_Instructions to follow_. Look through the data below and return each line where "voix" appears.

[Items from a figure collection]
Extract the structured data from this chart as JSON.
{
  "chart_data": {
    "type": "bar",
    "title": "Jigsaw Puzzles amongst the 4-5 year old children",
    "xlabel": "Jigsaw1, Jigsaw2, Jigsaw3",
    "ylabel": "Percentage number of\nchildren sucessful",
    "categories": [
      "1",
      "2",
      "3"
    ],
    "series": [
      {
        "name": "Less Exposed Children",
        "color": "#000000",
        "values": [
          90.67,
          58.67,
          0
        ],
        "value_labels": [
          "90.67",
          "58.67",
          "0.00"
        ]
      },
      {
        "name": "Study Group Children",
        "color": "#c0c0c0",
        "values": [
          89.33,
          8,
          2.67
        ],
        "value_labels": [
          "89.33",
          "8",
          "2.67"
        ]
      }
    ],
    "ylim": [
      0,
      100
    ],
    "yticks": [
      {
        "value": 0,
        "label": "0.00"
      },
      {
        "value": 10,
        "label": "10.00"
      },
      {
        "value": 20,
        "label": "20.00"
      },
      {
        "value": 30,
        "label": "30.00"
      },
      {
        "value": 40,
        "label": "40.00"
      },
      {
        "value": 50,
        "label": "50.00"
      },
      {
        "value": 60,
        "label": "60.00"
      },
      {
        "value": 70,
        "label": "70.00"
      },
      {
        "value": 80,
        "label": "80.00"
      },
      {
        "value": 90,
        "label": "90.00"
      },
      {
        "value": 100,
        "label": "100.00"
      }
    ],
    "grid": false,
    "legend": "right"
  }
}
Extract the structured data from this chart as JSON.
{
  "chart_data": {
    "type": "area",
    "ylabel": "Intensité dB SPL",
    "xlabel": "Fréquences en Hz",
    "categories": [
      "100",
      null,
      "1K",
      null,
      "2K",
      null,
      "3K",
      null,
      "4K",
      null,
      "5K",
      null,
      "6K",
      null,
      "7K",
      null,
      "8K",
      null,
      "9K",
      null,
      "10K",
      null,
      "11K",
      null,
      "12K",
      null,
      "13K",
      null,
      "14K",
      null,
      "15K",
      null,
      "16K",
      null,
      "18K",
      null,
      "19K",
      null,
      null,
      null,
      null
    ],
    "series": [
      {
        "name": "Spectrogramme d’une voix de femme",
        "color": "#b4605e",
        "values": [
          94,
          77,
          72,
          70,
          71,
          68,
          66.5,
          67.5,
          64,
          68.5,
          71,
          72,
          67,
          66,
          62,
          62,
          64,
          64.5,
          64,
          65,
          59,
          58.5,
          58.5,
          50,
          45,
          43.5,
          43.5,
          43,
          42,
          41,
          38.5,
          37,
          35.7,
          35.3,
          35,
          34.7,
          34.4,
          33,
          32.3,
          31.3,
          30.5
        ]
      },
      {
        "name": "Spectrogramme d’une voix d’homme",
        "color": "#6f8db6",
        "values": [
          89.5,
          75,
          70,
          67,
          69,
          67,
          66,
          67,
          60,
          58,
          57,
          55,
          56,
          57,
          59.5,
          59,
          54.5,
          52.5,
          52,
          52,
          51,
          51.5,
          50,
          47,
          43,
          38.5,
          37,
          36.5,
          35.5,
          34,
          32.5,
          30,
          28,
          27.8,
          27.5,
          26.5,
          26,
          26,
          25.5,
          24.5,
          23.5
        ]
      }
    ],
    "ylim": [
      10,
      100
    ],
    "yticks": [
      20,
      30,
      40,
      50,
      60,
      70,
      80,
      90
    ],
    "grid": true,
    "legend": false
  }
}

...

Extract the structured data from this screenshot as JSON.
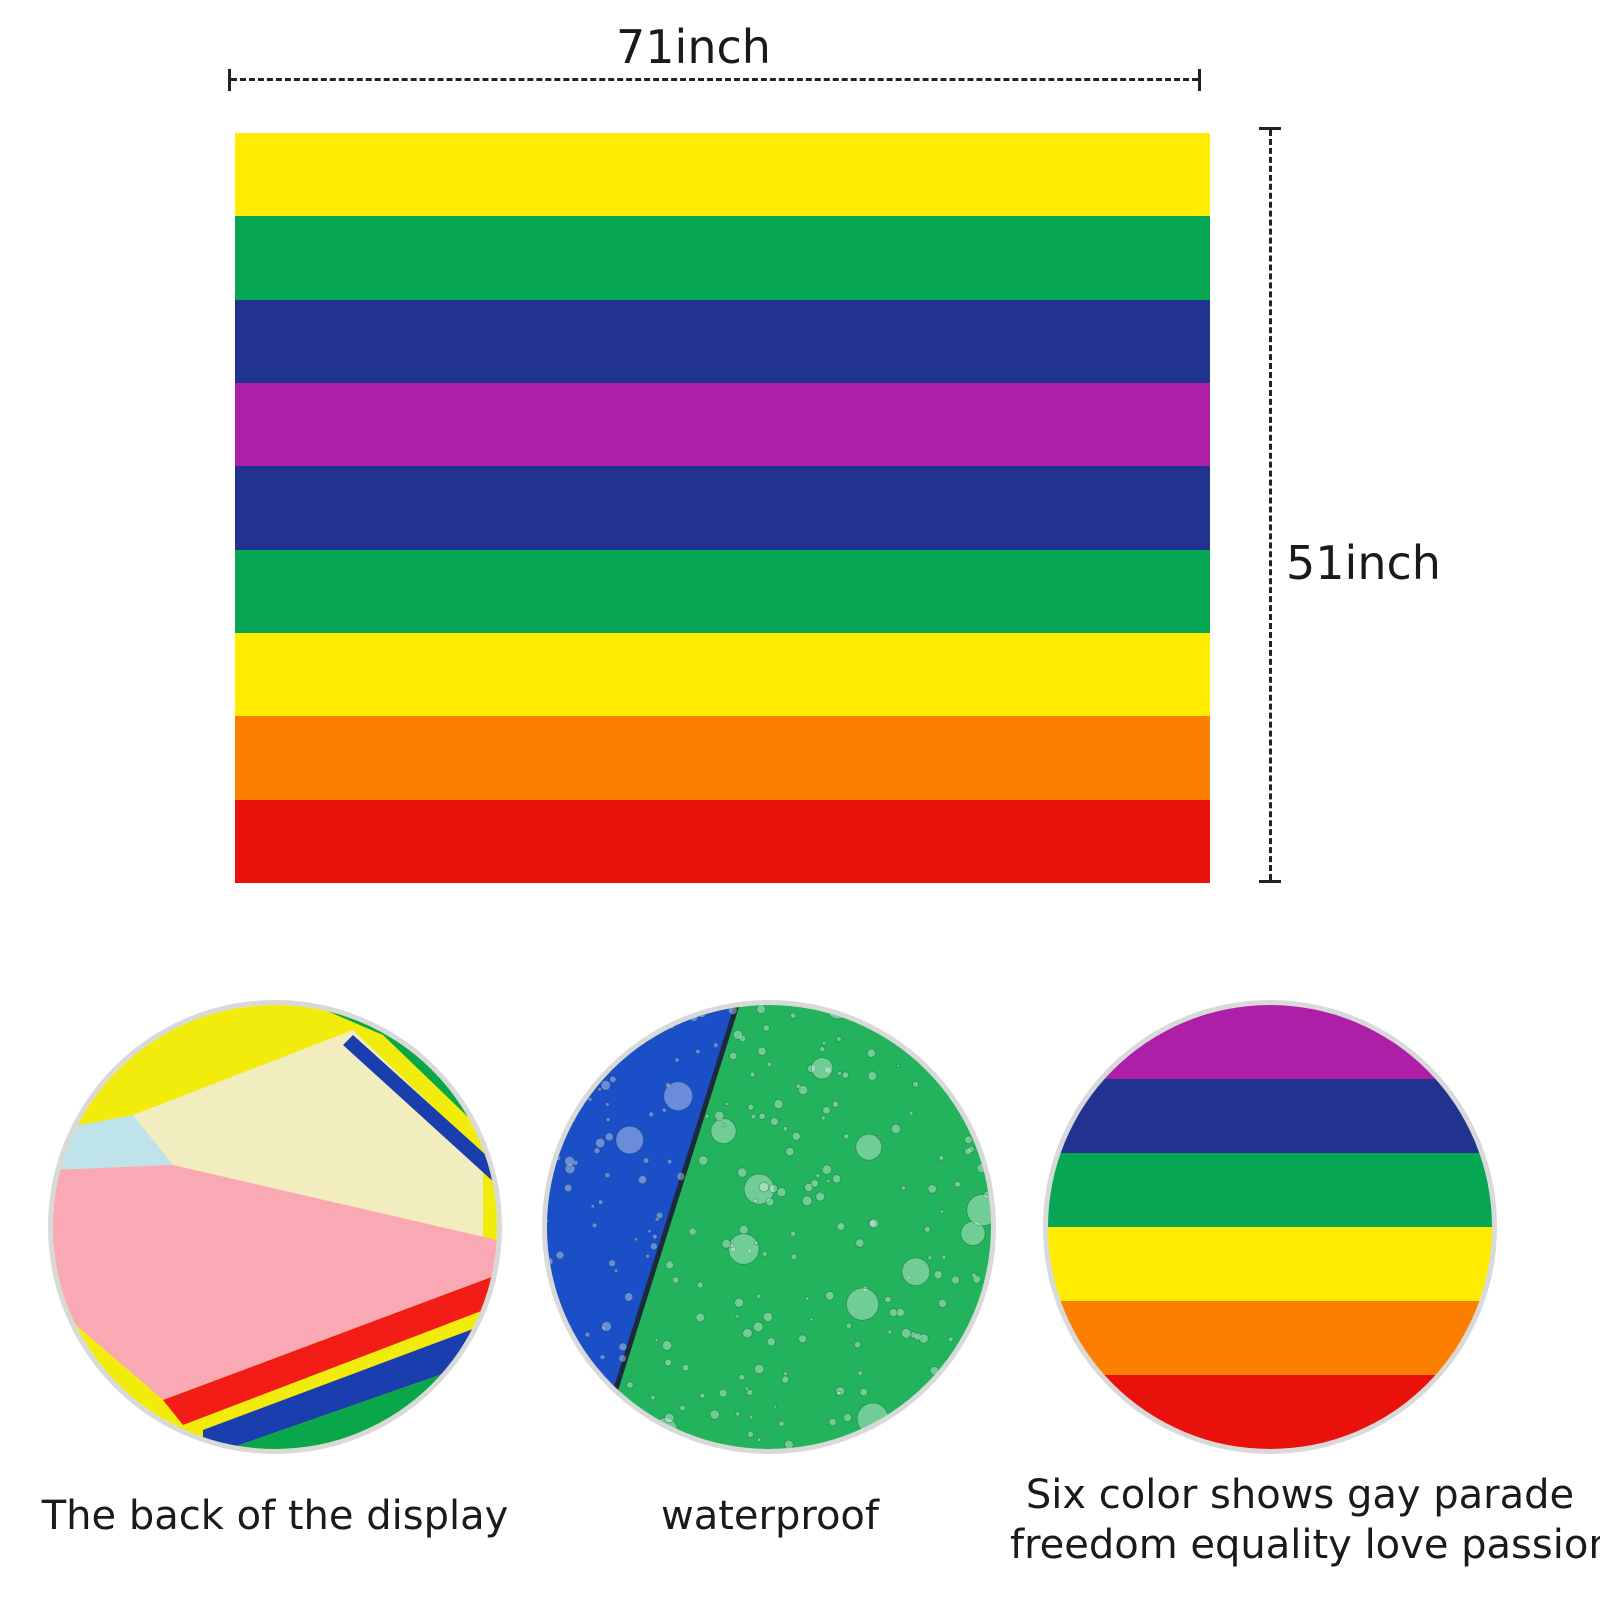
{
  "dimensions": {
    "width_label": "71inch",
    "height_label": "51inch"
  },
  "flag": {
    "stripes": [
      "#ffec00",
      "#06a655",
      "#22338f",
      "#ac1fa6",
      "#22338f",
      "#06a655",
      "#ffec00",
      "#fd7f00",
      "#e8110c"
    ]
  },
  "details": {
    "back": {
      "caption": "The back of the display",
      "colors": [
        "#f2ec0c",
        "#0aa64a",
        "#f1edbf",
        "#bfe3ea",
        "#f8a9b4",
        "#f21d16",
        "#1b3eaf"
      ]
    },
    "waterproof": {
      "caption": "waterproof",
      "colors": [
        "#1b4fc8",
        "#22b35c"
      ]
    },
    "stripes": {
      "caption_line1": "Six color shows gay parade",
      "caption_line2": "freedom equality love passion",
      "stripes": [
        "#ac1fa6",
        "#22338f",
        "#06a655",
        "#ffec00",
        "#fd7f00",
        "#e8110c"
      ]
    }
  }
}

_The result_.
        "name": "Spectrogramme d’une voix de femme",
        "name": "Spectrogramme d’une voix d’homme",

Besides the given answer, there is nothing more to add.